* begin INPUT FOR THIS TASK *

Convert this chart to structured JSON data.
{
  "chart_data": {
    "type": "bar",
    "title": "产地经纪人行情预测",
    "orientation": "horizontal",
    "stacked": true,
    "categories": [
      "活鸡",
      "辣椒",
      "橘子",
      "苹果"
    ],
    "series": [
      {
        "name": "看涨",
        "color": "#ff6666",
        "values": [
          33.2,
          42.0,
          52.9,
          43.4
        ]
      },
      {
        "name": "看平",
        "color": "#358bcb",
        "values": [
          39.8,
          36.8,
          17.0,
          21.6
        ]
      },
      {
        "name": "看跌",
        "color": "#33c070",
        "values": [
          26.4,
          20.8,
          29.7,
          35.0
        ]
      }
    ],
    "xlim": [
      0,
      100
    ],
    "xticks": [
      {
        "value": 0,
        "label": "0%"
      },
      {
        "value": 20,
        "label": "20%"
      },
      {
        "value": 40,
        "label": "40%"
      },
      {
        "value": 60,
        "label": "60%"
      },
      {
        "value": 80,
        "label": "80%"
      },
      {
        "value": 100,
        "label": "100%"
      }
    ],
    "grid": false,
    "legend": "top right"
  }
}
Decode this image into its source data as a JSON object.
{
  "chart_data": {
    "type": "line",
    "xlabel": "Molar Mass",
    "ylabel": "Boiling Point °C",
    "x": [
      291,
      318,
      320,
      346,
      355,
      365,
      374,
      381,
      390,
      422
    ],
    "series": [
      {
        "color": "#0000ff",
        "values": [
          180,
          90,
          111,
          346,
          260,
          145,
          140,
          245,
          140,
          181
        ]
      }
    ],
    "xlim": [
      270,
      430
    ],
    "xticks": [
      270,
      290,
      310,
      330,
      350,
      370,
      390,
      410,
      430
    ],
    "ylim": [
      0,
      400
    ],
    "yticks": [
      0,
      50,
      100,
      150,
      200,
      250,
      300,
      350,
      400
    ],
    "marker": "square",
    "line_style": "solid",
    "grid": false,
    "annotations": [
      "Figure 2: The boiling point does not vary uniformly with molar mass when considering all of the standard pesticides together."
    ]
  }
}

* end INPUT FOR THIS TASK *

* TASK DIRECTIONS:
Return the listing above in its exact form.

* ANSWER TO THIS TASK:
Convert this chart to structured JSON data.
{
  "chart_data": {
    "type": "bar",
    "title": "产地经纪人行情预测",
    "orientation": "horizontal",
    "stacked": true,
    "categories": [
      "活鸡",
      "辣椒",
      "橘子",
      "苹果"
    ],
    "series": [
      {
        "name": "看涨",
        "color": "#ff6666",
        "values": [
          33.2,
          42.0,
          52.9,
          43.4
        ]
      },
      {
        "name": "看平",
        "color": "#358bcb",
        "values": [
          39.8,
          36.8,
          17.0,
          21.6
        ]
      },
      {
        "name": "看跌",
        "color": "#33c070",
        "values": [
          26.4,
          20.8,
          29.7,
          35.0
        ]
      }
    ],
    "xlim": [
      0,
      100
    ],
    "xticks": [
      {
        "value": 0,
        "label": "0%"
      },
      {
        "value": 20,
        "label": "20%"
      },
      {
        "value": 40,
        "label": "40%"
      },
      {
        "value": 60,
        "label": "60%"
      },
      {
        "value": 80,
        "label": "80%"
      },
      {
        "value": 100,
        "label": "100%"
      }
    ],
    "grid": false,
    "legend": "top right"
  }
}
Decode this image into its source data as a JSON object.
{
  "chart_data": {
    "type": "line",
    "xlabel": "Molar Mass",
    "ylabel": "Boiling Point °C",
    "x": [
      291,
      318,
      320,
      346,
      355,
      365,
      374,
      381,
      390,
      422
    ],
    "series": [
      {
        "color": "#0000ff",
        "values": [
          180,
          90,
          111,
          346,
          260,
          145,
          140,
          245,
          140,
          181
        ]
      }
    ],
    "xlim": [
      270,
      430
    ],
    "xticks": [
      270,
      290,
      310,
      330,
      350,
      370,
      390,
      410,
      430
    ],
    "ylim": [
      0,
      400
    ],
    "yticks": [
      0,
      50,
      100,
      150,
      200,
      250,
      300,
      350,
      400
    ],
    "marker": "square",
    "line_style": "solid",
    "grid": false,
    "annotations": [
      "Figure 2: The boiling point does not vary uniformly with molar mass when considering all of the standard pesticides together."
    ]
  }
}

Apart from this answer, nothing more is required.